• _Objective_:
Print the records below word for word, but leave out the pictures.

Rows from a dataset:
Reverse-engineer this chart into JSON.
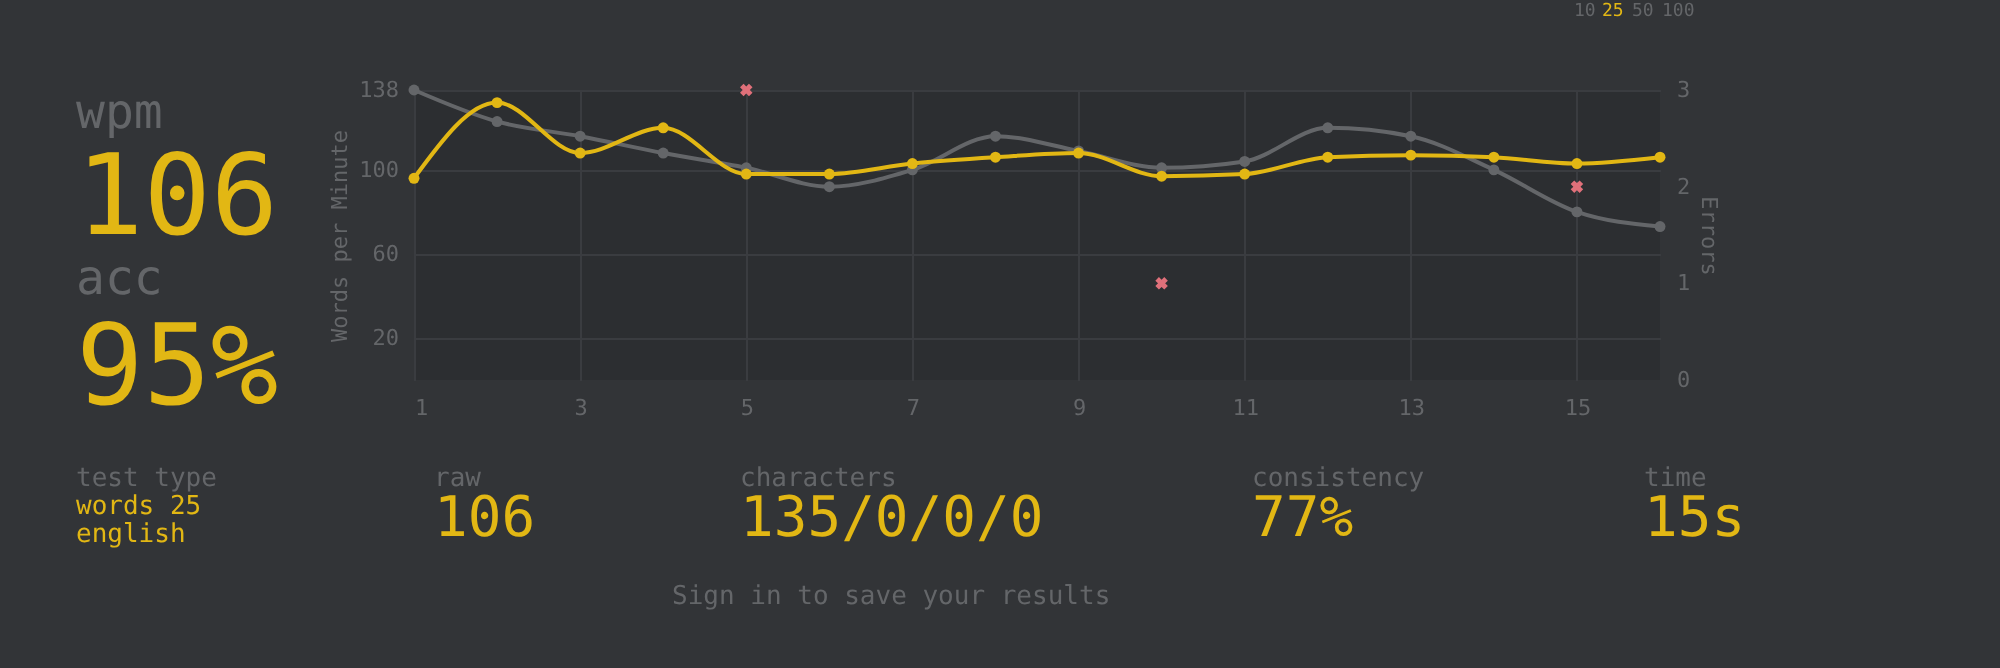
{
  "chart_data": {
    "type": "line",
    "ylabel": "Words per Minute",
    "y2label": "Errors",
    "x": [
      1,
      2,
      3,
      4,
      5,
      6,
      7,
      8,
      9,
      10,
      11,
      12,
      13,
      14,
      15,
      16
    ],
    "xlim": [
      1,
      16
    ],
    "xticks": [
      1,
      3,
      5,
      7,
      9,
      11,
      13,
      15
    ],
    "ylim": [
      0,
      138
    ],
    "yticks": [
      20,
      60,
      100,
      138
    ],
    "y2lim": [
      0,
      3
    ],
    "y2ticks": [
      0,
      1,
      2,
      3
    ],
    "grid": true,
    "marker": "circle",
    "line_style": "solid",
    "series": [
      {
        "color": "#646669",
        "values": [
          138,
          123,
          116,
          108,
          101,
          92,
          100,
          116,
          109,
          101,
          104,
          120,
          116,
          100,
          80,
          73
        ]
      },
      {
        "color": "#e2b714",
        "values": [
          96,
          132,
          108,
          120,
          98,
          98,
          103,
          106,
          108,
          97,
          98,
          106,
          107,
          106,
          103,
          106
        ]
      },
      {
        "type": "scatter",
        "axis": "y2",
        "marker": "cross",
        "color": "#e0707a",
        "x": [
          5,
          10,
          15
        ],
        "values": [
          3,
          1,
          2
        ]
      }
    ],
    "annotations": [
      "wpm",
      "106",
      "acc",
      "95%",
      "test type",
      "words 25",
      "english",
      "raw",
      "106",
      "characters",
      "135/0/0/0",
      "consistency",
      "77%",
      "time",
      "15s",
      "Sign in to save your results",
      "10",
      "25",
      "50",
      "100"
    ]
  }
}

• _Solution for this task_:
Reverse-engineer this chart into JSON.
{
  "chart_data": {
    "type": "line",
    "ylabel": "Words per Minute",
    "y2label": "Errors",
    "x": [
      1,
      2,
      3,
      4,
      5,
      6,
      7,
      8,
      9,
      10,
      11,
      12,
      13,
      14,
      15,
      16
    ],
    "xlim": [
      1,
      16
    ],
    "xticks": [
      1,
      3,
      5,
      7,
      9,
      11,
      13,
      15
    ],
    "ylim": [
      0,
      138
    ],
    "yticks": [
      20,
      60,
      100,
      138
    ],
    "y2lim": [
      0,
      3
    ],
    "y2ticks": [
      0,
      1,
      2,
      3
    ],
    "grid": true,
    "marker": "circle",
    "line_style": "solid",
    "series": [
      {
        "color": "#646669",
        "values": [
          138,
          123,
          116,
          108,
          101,
          92,
          100,
          116,
          109,
          101,
          104,
          120,
          116,
          100,
          80,
          73
        ]
      },
      {
        "color": "#e2b714",
        "values": [
          96,
          132,
          108,
          120,
          98,
          98,
          103,
          106,
          108,
          97,
          98,
          106,
          107,
          106,
          103,
          106
        ]
      },
      {
        "type": "scatter",
        "axis": "y2",
        "marker": "cross",
        "color": "#e0707a",
        "x": [
          5,
          10,
          15
        ],
        "values": [
          3,
          1,
          2
        ]
      }
    ],
    "annotations": [
      "wpm",
      "106",
      "acc",
      "95%",
      "test type",
      "words 25",
      "english",
      "raw",
      "106",
      "characters",
      "135/0/0/0",
      "consistency",
      "77%",
      "time",
      "15s",
      "Sign in to save your results",
      "10",
      "25",
      "50",
      "100"
    ]
  }
}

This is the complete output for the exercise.